• Exercise description
Gather up all lines that carry the word "keep".

++++++++

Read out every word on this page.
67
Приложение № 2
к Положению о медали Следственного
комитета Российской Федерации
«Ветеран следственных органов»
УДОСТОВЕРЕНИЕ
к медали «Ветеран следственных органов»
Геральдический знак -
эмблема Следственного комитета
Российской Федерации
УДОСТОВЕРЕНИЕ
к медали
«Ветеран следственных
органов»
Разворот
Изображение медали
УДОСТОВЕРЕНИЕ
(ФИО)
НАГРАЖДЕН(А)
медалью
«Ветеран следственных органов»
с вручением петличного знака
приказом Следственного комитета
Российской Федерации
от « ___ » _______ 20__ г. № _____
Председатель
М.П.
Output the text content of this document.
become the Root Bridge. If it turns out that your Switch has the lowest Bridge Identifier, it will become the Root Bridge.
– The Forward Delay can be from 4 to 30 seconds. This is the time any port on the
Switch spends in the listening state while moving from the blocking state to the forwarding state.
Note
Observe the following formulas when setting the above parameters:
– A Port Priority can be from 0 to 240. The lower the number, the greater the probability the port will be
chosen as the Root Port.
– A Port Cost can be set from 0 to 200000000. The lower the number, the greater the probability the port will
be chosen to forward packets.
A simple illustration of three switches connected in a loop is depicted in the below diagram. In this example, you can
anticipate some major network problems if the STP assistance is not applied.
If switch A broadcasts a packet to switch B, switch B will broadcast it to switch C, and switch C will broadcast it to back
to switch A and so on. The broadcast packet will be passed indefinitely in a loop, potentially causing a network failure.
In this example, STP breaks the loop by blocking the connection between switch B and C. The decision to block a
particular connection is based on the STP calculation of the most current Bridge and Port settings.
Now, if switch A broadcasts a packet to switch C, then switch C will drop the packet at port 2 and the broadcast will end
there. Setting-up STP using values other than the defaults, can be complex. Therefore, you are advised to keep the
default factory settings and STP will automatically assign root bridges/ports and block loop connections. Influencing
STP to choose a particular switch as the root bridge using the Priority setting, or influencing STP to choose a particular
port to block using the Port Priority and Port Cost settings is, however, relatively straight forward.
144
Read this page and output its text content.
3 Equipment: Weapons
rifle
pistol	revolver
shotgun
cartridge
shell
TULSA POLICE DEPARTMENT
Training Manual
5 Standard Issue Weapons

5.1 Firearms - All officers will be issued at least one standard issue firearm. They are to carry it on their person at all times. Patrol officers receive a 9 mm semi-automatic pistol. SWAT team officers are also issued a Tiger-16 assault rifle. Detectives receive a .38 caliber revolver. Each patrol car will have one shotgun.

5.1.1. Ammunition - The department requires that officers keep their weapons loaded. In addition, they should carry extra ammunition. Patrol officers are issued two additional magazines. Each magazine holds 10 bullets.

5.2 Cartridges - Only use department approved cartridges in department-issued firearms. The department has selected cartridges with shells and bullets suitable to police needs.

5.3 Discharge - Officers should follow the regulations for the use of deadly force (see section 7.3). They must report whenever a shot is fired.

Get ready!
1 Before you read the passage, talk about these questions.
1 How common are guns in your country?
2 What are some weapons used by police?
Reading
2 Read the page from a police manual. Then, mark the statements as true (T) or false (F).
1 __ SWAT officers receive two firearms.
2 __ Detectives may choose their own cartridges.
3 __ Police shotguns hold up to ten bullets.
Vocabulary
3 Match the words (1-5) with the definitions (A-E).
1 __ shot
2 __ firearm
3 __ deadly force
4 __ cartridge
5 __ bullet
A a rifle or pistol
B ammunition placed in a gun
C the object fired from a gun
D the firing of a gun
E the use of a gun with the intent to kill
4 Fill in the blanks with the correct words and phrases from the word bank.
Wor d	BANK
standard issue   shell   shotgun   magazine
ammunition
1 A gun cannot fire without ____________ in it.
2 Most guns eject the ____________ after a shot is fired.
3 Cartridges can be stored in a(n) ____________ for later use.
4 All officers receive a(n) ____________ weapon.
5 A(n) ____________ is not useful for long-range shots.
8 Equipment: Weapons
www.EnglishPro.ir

++++++++

• Result for this exercise
there. Setting-up STP using values other than the defaults, can be complex. Therefore, you are advised to keep the
5.1.1. Ammunition - The department requires that officers keep their weapons loaded. In addition, they should carry extra ammunition. Patrol officers are issued two additional magazines. Each magazine holds 10 bullets.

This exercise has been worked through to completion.